◆ DIRECTION:
Please give the lines of the records as a JSON list of strings, one string per line and with blank lines omitted, beginning at the line that contains "Patent image size: (1084, 987)." and ending with the line that contains "The slots 60 is at (418, 312).".

◆ AVAILABLE DATA:
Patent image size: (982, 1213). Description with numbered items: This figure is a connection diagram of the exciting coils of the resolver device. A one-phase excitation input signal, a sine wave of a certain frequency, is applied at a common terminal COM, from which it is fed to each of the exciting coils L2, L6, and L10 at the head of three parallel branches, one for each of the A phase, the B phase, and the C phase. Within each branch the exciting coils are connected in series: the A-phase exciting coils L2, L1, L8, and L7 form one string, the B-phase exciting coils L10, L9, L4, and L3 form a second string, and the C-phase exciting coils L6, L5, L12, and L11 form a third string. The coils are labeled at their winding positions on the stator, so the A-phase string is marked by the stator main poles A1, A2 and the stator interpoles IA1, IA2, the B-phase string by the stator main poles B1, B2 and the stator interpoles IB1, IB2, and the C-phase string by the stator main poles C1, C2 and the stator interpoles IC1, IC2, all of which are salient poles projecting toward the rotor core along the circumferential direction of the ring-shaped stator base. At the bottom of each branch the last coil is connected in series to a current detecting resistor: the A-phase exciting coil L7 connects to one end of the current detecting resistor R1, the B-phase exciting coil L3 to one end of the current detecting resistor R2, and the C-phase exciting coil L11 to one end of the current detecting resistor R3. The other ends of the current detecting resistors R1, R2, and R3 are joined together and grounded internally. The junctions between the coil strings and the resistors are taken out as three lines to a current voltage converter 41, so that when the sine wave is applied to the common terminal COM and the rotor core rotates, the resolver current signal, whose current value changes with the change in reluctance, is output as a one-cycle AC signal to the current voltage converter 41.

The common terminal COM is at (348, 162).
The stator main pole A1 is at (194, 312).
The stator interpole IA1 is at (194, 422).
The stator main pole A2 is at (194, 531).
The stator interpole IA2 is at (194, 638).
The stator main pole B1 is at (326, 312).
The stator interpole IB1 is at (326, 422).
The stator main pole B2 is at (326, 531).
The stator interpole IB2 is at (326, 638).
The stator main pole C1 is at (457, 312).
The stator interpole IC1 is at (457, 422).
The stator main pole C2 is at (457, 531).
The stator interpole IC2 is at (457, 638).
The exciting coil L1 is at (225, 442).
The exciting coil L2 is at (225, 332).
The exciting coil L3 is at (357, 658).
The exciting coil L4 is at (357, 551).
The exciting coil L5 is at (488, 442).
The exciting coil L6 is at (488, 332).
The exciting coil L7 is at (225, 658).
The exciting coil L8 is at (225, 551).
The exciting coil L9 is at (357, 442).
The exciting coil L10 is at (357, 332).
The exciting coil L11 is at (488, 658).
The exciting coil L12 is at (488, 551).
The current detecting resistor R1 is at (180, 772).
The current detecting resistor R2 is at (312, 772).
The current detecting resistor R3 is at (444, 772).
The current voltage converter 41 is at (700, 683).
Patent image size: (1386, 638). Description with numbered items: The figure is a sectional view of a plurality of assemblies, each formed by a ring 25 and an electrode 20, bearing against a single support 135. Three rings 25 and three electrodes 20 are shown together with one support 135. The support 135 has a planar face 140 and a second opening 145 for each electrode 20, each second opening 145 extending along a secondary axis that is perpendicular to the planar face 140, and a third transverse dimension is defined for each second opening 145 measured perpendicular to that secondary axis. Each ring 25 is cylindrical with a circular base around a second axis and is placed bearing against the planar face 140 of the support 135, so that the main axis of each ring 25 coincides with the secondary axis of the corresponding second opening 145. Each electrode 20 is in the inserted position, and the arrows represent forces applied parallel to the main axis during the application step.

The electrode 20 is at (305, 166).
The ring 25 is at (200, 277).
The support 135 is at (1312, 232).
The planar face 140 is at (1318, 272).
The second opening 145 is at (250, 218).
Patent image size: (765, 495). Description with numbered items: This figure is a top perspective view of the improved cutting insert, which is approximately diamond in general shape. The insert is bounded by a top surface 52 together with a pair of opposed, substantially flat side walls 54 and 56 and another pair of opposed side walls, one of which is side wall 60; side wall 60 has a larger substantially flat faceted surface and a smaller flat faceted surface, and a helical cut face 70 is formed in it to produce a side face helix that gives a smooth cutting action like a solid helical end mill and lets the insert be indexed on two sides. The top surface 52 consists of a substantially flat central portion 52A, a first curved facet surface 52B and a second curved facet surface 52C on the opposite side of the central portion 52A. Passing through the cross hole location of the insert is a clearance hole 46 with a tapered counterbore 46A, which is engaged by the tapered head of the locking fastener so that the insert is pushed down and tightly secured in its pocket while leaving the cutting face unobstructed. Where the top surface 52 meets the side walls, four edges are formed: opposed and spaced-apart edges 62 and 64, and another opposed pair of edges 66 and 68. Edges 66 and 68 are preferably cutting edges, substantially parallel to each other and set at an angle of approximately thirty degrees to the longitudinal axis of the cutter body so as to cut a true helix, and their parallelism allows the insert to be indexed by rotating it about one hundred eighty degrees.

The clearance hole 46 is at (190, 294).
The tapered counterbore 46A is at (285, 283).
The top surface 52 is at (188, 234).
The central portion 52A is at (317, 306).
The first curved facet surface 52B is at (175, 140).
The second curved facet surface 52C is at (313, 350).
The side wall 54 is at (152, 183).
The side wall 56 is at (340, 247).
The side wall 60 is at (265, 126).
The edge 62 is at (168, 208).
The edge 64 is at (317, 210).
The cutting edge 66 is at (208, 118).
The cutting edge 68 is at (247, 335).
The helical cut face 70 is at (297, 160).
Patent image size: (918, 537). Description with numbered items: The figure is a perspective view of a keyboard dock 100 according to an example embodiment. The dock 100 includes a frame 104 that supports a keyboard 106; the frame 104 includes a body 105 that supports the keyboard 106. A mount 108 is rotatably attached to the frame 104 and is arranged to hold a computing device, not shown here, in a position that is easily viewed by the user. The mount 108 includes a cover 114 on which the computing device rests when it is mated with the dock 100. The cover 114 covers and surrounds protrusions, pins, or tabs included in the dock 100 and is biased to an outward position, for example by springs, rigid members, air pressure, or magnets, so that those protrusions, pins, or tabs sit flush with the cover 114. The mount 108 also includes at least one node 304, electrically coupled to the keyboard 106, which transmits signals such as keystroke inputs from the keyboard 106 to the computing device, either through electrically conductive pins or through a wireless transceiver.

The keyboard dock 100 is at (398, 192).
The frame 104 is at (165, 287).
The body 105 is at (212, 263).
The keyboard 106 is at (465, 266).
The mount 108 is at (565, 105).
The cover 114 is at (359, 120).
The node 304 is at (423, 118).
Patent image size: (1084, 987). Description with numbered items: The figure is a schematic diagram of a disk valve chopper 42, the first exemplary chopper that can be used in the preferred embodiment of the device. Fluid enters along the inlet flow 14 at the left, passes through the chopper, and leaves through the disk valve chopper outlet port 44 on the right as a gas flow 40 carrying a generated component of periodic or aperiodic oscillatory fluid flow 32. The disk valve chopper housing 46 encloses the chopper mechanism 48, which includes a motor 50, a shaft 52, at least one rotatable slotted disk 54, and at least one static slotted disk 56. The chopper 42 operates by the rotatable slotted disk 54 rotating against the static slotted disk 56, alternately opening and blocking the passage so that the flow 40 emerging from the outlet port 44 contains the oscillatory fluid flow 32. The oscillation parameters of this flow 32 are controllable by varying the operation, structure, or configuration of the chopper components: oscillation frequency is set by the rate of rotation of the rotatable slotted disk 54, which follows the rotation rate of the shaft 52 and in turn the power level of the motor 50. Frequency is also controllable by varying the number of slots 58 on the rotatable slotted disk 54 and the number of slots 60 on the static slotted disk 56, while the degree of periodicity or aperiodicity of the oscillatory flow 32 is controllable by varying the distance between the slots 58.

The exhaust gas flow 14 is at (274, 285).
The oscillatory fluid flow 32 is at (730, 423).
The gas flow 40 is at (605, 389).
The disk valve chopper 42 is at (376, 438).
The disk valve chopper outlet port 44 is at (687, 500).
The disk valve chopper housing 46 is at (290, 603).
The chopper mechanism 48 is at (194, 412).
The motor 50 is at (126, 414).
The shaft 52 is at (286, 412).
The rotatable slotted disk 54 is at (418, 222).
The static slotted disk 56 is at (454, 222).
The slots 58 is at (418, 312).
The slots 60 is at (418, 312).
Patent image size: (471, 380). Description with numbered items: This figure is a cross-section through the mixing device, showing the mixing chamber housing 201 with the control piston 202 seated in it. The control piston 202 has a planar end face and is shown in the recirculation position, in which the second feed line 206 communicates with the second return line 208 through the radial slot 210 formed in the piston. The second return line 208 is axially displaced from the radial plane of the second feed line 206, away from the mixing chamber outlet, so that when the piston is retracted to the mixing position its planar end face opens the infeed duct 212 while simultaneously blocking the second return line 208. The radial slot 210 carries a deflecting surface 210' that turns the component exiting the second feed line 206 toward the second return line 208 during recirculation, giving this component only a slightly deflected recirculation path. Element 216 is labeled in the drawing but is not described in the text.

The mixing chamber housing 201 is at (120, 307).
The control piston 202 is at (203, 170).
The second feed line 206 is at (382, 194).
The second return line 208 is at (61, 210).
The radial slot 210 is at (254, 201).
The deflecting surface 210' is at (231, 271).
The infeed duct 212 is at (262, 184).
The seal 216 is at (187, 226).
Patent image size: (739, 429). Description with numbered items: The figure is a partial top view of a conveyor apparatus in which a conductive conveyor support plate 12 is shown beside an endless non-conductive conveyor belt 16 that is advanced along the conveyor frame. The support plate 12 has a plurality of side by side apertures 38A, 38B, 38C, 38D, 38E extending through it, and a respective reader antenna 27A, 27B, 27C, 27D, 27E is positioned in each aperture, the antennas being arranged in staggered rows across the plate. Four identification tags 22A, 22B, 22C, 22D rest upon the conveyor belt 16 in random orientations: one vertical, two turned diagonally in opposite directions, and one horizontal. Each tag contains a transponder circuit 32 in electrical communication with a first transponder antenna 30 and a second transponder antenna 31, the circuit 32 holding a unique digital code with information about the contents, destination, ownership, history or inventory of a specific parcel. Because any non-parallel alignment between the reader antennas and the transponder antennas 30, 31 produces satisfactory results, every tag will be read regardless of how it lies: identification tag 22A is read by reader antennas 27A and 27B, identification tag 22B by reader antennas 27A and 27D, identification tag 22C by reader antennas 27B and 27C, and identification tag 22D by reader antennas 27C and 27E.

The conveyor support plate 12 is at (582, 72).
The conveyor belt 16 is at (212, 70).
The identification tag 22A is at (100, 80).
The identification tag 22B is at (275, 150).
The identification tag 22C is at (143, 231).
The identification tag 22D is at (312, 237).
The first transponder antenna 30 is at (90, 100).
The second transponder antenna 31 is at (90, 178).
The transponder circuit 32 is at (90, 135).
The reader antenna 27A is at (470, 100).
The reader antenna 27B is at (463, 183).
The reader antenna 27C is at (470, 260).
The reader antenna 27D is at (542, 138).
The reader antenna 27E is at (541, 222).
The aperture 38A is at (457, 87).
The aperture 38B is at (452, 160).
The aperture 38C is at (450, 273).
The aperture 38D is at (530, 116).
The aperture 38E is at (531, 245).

◆ ANSWER BELOW:
[
  "Patent image size: (1084, 987). Description with numbered items: The figure is a schematic diagram of a disk valve chopper 42, the first exemplary chopper that can be used in the preferred embodiment of the device. Fluid enters along the inlet flow 14 at the left, passes through the chopper, and leaves through the disk valve chopper outlet port 44 on the right as a gas flow 40 carrying a generated component of periodic or aperiodic oscillatory fluid flow 32. The disk valve chopper housing 46 encloses the chopper mechanism 48, which includes a motor 50, a shaft 52, at least one rotatable slotted disk 54, and at least one static slotted disk 56. The chopper 42 operates by the rotatable slotted disk 54 rotating against the static slotted disk 56, alternately opening and blocking the passage so that the flow 40 emerging from the outlet port 44 contains the oscillatory fluid flow 32. The oscillation parameters of this flow 32 are controllable by varying the operation, structure, or configuration of the chopper components: oscillation frequency is set by the rate of rotation of the rotatable slotted disk 54, which follows the rotation rate of the shaft 52 and in turn the power level of the motor 50. Frequency is also controllable by varying the number of slots 58 on the rotatable slotted disk 54 and the number of slots 60 on the static slotted disk 56, while the degree of periodicity or aperiodicity of the oscillatory flow 32 is controllable by varying the distance between the slots 58.",
  "The exhaust gas flow 14 is at (274, 285).",
  "The oscillatory fluid flow 32 is at (730, 423).",
  "The gas flow 40 is at (605, 389).",
  "The disk valve chopper 42 is at (376, 438).",
  "The disk valve chopper outlet port 44 is at (687, 500).",
  "The disk valve chopper housing 46 is at (290, 603).",
  "The chopper mechanism 48 is at (194, 412).",
  "The motor 50 is at (126, 414).",
  "The shaft 52 is at (286, 412).",
  "The rotatable slotted disk 54 is at (418, 222).",
  "The static slotted disk 56 is at (454, 222).",
  "The slots 58 is at (418, 312).",
  "The slots 60 is at (418, 312)."
]